- REQUIRED WORK: Go through the lines below and copy each one that holds the string "title".

--- start of MATERIAL FOR THE TASK ---

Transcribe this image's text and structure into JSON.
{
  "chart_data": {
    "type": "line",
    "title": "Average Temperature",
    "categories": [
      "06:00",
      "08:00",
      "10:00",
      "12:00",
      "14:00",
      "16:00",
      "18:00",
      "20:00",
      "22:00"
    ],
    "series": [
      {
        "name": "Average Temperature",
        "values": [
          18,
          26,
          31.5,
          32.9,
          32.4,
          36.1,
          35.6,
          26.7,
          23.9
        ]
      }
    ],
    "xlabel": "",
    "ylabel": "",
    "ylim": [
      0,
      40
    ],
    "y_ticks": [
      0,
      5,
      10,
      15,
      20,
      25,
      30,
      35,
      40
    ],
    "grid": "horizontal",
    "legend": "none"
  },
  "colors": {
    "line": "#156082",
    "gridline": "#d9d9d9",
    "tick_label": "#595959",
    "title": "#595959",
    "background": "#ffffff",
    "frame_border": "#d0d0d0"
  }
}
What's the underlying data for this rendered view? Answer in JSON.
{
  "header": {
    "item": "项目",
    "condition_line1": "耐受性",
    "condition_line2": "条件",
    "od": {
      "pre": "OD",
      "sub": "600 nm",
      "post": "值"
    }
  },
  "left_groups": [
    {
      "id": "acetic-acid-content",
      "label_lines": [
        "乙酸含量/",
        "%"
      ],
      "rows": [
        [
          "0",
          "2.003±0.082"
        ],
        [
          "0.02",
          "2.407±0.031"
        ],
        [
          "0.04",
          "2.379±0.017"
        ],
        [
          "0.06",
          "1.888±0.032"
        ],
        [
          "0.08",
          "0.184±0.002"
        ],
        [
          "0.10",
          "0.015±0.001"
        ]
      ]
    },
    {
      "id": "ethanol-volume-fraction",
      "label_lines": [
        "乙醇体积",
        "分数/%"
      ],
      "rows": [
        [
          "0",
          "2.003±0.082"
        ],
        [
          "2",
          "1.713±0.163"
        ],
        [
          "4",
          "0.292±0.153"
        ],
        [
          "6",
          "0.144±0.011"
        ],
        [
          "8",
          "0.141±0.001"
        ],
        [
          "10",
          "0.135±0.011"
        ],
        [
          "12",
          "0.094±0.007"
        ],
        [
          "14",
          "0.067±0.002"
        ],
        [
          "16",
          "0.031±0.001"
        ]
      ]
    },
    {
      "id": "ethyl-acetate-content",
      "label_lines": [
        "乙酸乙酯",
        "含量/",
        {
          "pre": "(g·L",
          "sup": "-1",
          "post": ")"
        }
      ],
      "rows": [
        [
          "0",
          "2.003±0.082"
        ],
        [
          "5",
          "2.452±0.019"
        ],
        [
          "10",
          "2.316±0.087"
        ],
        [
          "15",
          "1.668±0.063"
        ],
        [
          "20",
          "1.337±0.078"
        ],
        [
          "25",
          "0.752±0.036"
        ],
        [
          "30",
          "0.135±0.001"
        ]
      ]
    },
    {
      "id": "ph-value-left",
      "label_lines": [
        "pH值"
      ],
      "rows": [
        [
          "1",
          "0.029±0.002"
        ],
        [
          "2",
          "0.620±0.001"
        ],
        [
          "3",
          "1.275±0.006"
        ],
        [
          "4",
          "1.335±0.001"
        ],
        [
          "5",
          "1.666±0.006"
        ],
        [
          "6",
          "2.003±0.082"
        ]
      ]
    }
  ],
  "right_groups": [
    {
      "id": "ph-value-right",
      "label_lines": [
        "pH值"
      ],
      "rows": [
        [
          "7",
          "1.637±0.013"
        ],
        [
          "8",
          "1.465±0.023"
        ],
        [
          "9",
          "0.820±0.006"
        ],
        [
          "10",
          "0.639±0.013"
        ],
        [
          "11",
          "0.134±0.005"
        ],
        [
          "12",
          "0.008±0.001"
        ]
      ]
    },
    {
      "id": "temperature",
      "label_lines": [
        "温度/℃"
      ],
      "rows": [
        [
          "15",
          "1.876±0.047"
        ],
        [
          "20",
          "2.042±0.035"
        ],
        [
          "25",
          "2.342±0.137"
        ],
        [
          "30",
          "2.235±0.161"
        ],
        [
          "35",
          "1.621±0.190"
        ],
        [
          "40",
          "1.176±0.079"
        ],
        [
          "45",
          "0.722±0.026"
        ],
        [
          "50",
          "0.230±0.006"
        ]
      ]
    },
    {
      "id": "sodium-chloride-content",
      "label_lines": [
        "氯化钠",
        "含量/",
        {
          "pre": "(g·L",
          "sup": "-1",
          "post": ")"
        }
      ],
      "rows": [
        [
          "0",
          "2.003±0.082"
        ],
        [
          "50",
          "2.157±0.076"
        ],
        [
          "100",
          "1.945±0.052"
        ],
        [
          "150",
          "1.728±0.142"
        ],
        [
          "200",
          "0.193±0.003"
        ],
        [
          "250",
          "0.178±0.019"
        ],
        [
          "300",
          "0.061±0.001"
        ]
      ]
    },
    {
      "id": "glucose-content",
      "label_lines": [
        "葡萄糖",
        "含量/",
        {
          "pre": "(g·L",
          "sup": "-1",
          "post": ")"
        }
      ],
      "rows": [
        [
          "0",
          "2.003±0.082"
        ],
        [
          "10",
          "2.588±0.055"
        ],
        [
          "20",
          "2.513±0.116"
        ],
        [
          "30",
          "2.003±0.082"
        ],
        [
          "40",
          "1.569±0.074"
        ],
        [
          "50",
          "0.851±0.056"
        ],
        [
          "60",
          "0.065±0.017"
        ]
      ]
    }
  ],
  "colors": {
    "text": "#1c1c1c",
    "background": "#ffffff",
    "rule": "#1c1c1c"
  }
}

--- end of MATERIAL FOR THE TASK ---

- RESULT BELOW:
    "title": "Average Temperature",
    "title": "#595959",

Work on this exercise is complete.